── Source data

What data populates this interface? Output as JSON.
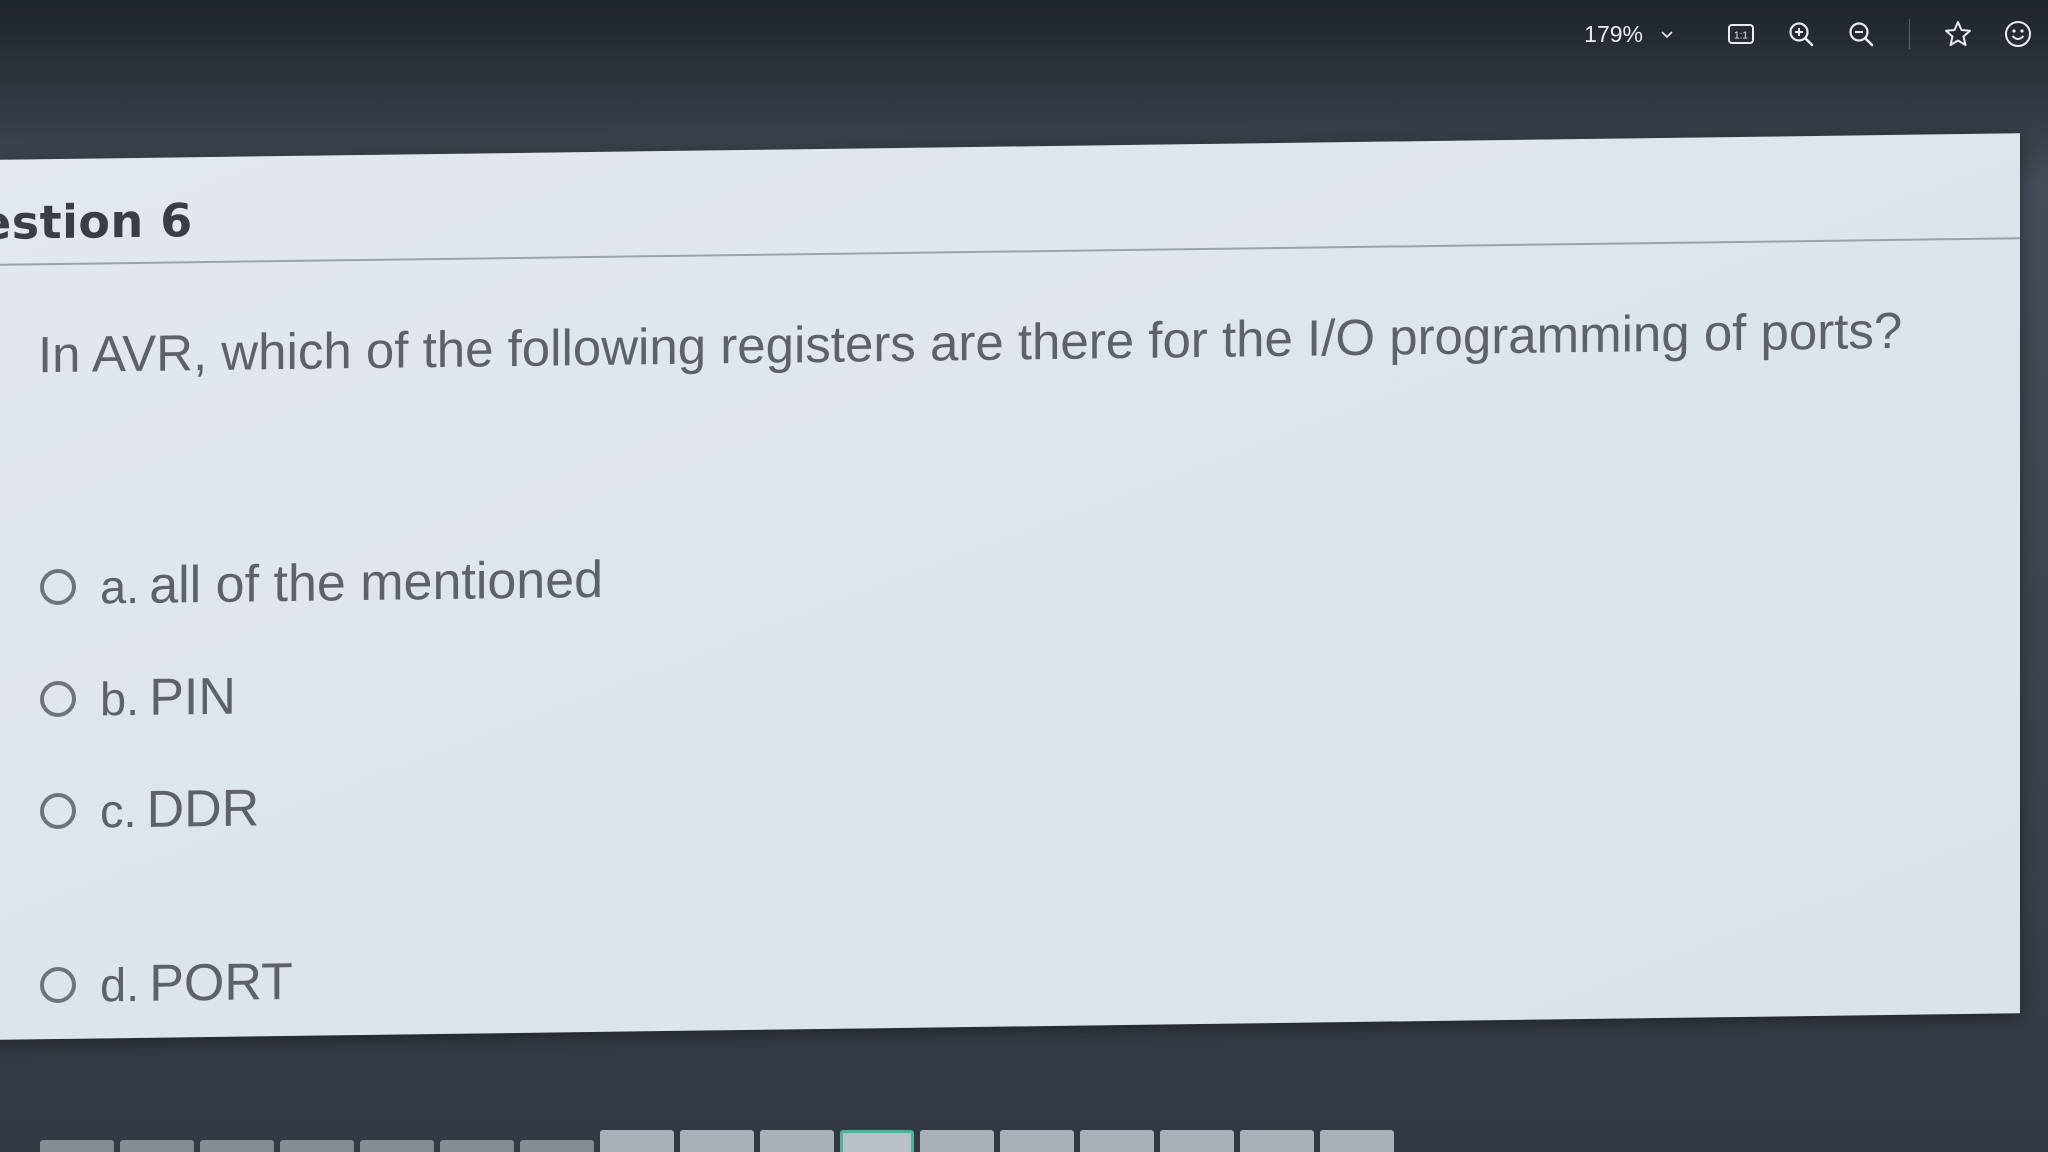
{
  "toolbar": {
    "zoom_label": "179%",
    "icons": [
      "chevron-down-icon",
      "actual-size-icon",
      "zoom-in-icon",
      "zoom-out-icon",
      "star-icon",
      "smiley-icon"
    ],
    "actual_size_label": "1:1"
  },
  "question": {
    "title": "estion 6",
    "text": "In AVR, which of the following registers are there for the I/O programming of ports?",
    "options": [
      {
        "letter": "a.",
        "text": "all of the mentioned"
      },
      {
        "letter": "b.",
        "text": "PIN"
      },
      {
        "letter": "c.",
        "text": "DDR"
      },
      {
        "letter": "d.",
        "text": "PORT"
      }
    ]
  },
  "colors": {
    "page_background": "#e0e6ed",
    "text": "#5e6168",
    "toolbar_text": "#e9ecf0",
    "active_thumb": "#4fbfa3"
  }
}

────

Directions for this task: Reproduce the listing word for word and omit its pictures.

Worked answer:
What data populates this interface? Output as JSON.
{
  "toolbar": {
    "zoom_label": "179%",
    "icons": [
      "chevron-down-icon",
      "actual-size-icon",
      "zoom-in-icon",
      "zoom-out-icon",
      "star-icon",
      "smiley-icon"
    ],
    "actual_size_label": "1:1"
  },
  "question": {
    "title": "estion 6",
    "text": "In AVR, which of the following registers are there for the I/O programming of ports?",
    "options": [
      {
        "letter": "a.",
        "text": "all of the mentioned"
      },
      {
        "letter": "b.",
        "text": "PIN"
      },
      {
        "letter": "c.",
        "text": "DDR"
      },
      {
        "letter": "d.",
        "text": "PORT"
      }
    ]
  },
  "colors": {
    "page_background": "#e0e6ed",
    "text": "#5e6168",
    "toolbar_text": "#e9ecf0",
    "active_thumb": "#4fbfa3"
  }
}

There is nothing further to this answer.